DATA ->
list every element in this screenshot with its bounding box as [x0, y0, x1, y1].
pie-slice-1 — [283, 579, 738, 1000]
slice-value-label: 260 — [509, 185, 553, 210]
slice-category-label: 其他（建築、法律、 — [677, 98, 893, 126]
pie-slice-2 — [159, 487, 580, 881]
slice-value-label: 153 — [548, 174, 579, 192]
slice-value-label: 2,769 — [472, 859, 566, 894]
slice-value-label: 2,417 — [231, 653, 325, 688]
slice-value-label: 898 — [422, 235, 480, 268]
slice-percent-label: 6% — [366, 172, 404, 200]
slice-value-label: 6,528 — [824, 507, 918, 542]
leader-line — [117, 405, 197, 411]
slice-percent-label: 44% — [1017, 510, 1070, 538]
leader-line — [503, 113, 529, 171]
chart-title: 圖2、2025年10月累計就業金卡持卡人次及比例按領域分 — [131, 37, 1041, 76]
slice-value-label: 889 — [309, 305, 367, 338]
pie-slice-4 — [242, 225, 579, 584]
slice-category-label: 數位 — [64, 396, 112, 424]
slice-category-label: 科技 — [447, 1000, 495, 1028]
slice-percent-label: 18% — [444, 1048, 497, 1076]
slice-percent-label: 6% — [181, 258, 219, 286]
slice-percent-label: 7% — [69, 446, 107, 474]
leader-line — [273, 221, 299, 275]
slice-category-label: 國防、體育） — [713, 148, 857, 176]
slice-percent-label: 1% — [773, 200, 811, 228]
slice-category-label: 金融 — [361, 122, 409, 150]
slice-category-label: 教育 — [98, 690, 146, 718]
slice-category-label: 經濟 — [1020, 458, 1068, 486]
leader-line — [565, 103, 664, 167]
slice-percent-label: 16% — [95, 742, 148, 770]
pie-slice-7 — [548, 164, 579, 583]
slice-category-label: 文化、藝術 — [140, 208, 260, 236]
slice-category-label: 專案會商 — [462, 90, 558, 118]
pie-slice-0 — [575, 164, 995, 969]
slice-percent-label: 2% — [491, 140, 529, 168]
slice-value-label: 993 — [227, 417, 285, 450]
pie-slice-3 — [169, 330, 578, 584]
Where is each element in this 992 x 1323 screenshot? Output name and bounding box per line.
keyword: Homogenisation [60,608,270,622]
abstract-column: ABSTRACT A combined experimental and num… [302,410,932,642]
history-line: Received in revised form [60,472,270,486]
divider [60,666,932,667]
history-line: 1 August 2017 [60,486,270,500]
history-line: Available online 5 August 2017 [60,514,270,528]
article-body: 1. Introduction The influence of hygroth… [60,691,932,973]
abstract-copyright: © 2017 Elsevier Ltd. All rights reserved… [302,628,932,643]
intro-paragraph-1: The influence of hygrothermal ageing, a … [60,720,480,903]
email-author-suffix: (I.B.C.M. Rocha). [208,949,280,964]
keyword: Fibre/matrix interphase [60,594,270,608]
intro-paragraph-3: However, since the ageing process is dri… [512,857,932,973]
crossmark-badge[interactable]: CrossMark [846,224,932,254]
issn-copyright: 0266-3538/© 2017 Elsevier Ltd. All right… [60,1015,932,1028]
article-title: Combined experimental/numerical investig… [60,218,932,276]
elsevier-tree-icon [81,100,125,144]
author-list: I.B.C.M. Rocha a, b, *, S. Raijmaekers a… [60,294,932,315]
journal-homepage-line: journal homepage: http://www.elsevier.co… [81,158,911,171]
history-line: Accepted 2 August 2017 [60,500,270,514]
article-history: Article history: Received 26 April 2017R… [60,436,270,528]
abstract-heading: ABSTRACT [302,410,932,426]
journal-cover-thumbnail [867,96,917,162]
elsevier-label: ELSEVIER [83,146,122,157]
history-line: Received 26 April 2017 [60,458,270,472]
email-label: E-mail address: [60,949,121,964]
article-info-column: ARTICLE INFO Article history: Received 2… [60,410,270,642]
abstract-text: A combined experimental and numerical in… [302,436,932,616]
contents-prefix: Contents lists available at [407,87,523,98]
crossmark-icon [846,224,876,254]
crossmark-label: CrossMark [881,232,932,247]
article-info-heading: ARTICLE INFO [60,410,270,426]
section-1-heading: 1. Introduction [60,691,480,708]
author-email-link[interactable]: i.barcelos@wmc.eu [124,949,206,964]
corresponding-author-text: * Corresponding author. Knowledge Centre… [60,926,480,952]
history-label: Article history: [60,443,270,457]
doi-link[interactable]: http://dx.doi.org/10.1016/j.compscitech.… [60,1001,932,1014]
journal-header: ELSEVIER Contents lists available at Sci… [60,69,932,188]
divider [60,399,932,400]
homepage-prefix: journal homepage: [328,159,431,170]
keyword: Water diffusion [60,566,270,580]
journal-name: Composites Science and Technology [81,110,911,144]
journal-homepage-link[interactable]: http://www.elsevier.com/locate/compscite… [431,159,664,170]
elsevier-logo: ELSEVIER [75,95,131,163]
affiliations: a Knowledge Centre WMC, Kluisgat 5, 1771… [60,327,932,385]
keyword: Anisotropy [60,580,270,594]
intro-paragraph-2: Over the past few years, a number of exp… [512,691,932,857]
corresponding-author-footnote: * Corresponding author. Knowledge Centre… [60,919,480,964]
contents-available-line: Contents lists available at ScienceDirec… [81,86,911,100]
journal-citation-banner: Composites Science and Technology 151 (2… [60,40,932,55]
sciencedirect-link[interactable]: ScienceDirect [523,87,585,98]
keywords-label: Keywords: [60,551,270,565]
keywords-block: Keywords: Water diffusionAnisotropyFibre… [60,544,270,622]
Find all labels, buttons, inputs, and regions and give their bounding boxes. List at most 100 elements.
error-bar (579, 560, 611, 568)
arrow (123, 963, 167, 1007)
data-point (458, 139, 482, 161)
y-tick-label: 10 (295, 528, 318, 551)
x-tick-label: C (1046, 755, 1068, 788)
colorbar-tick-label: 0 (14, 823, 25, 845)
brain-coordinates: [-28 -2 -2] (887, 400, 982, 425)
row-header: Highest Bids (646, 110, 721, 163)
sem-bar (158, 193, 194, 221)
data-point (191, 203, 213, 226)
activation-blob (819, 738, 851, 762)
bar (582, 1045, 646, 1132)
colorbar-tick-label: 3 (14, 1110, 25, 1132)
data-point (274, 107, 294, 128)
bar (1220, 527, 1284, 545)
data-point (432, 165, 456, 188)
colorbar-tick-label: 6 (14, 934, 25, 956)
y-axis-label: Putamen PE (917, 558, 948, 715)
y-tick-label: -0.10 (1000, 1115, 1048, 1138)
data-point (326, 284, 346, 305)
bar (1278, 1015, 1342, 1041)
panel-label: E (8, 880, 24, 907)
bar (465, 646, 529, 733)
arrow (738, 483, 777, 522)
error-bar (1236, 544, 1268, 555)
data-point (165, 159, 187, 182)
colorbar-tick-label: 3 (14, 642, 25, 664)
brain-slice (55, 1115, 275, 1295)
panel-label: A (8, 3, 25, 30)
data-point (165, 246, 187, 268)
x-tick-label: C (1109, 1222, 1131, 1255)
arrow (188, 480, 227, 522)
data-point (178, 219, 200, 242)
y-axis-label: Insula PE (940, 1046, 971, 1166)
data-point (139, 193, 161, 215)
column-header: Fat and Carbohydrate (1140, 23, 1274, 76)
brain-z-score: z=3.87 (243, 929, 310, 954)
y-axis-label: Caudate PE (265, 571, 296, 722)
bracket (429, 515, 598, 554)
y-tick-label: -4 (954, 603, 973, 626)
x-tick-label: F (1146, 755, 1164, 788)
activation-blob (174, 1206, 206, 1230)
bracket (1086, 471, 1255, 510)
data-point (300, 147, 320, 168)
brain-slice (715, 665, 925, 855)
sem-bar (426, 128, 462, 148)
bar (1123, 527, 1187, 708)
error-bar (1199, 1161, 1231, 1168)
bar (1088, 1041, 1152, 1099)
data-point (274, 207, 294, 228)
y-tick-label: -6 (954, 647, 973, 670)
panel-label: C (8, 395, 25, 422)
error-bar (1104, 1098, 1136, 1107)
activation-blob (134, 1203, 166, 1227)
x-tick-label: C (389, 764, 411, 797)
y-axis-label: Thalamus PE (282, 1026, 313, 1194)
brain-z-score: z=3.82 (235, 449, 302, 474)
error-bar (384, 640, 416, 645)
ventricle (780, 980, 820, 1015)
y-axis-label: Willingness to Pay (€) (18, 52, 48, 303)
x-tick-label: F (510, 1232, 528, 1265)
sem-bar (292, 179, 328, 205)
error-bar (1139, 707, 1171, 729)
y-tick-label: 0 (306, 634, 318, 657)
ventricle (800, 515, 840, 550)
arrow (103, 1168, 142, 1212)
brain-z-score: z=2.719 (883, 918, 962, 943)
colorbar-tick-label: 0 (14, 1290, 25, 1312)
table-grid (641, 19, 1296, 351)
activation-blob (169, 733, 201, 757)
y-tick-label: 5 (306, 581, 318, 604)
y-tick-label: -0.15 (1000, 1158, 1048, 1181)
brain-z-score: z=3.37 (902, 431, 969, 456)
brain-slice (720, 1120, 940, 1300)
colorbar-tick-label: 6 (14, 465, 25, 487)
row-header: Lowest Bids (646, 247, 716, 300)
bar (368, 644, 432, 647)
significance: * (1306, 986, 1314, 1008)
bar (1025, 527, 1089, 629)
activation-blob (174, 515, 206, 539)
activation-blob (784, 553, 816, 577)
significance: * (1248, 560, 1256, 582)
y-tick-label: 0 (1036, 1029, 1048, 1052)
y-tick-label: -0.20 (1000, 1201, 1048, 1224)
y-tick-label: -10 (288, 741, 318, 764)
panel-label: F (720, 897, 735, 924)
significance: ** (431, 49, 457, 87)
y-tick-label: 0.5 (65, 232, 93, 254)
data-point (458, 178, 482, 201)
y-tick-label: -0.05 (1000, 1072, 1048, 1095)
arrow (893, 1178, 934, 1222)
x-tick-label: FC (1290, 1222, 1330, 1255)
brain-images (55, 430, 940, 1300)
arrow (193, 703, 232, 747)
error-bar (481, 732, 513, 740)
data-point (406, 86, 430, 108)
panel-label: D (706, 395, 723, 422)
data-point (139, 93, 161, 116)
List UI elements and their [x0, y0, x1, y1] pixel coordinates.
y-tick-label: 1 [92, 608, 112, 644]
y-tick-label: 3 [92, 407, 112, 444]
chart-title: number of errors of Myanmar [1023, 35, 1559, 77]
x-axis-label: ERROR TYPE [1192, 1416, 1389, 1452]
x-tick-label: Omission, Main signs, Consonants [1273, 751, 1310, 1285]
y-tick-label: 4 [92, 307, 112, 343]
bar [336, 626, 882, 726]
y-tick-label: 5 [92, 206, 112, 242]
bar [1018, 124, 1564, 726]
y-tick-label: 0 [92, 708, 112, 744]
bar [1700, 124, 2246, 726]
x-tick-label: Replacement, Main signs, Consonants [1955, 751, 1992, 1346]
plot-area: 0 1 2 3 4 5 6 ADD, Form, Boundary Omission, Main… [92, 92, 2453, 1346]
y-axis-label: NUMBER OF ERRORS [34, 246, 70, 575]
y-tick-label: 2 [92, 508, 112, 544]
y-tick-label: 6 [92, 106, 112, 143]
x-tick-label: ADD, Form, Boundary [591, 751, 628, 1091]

WHAT THE TASK ASKS ->
Give everything from the first of the lines down through the one containing "slice-category-label: 金融 —" again, swapping "leader-line" for "connector-line" and leaving the rest unchanged.

TASK ANSWER ->
list every element in this screenshot with its bounding box as [x0, y0, x1, y1].
pie-slice-1 — [283, 579, 738, 1000]
slice-value-label: 260 — [509, 185, 553, 210]
slice-category-label: 其他（建築、法律、 — [677, 98, 893, 126]
pie-slice-2 — [159, 487, 580, 881]
slice-value-label: 153 — [548, 174, 579, 192]
slice-value-label: 2,769 — [472, 859, 566, 894]
slice-value-label: 2,417 — [231, 653, 325, 688]
slice-value-label: 898 — [422, 235, 480, 268]
slice-percent-label: 6% — [366, 172, 404, 200]
slice-value-label: 6,528 — [824, 507, 918, 542]
connector-line — [117, 405, 197, 411]
slice-percent-label: 44% — [1017, 510, 1070, 538]
connector-line — [503, 113, 529, 171]
chart-title: 圖2、2025年10月累計就業金卡持卡人次及比例按領域分 — [131, 37, 1041, 76]
slice-value-label: 889 — [309, 305, 367, 338]
pie-slice-4 — [242, 225, 579, 584]
slice-category-label: 數位 — [64, 396, 112, 424]
slice-category-label: 科技 — [447, 1000, 495, 1028]
slice-percent-label: 18% — [444, 1048, 497, 1076]
slice-percent-label: 6% — [181, 258, 219, 286]
slice-percent-label: 7% — [69, 446, 107, 474]
connector-line — [273, 221, 299, 275]
slice-category-label: 國防、體育） — [713, 148, 857, 176]
slice-percent-label: 1% — [773, 200, 811, 228]
slice-category-label: 金融 — [361, 122, 409, 150]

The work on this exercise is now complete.